Stored entries

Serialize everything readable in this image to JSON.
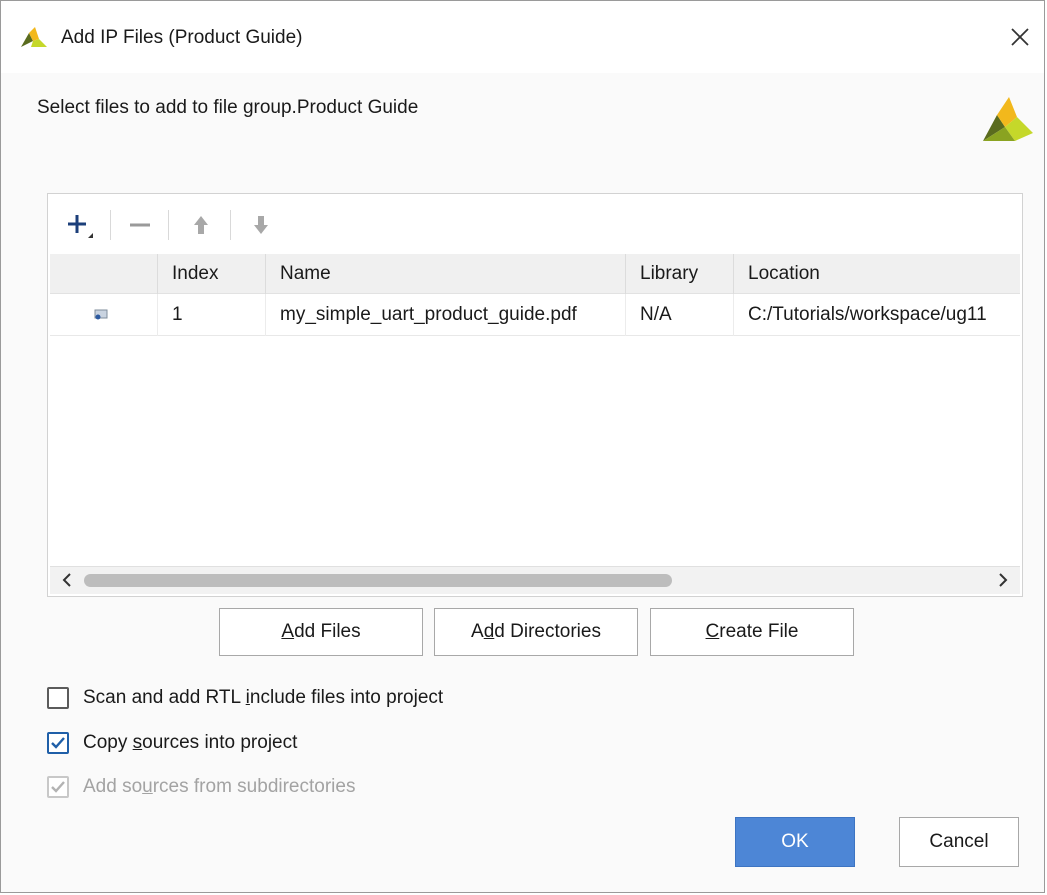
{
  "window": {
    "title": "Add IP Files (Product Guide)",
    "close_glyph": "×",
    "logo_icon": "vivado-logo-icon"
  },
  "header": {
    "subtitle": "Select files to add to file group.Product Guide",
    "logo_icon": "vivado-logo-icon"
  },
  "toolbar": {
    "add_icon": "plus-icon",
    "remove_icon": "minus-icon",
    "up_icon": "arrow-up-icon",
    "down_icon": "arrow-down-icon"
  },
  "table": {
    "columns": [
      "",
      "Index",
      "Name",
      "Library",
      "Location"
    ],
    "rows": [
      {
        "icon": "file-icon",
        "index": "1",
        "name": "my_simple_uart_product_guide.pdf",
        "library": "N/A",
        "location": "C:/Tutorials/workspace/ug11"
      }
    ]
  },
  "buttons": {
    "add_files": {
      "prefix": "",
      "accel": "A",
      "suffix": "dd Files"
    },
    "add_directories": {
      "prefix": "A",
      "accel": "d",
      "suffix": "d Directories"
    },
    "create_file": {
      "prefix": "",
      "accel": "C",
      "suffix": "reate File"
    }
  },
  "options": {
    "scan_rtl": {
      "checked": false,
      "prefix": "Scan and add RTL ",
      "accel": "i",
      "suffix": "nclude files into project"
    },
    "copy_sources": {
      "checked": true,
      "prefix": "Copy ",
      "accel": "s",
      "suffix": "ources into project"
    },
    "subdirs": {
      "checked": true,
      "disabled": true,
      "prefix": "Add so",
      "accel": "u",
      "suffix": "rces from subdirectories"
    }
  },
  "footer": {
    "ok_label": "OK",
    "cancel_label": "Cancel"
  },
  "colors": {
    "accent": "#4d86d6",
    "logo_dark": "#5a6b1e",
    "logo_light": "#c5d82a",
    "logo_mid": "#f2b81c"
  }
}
--
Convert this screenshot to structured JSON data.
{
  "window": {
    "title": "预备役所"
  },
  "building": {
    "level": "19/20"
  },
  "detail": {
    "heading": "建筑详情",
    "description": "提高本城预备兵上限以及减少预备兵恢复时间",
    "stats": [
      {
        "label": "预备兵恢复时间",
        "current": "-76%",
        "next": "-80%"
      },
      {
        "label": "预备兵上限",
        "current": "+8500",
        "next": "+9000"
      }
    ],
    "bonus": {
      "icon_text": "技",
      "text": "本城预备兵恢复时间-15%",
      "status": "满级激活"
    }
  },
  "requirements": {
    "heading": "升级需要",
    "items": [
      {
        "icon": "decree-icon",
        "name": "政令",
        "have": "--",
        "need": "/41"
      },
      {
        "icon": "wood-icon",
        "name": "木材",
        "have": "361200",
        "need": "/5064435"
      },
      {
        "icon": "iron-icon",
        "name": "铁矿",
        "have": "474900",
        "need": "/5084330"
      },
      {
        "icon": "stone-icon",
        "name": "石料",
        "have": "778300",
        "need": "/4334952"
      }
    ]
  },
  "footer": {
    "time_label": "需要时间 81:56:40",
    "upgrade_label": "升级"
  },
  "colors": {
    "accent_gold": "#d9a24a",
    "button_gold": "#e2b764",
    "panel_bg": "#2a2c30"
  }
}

**TASK PROMPT**
Where a line holds the string "JSON", copy that line.

**RESULT**
Serialize everything readable in this image to JSON.
Convert this screenshot to structured JSON data.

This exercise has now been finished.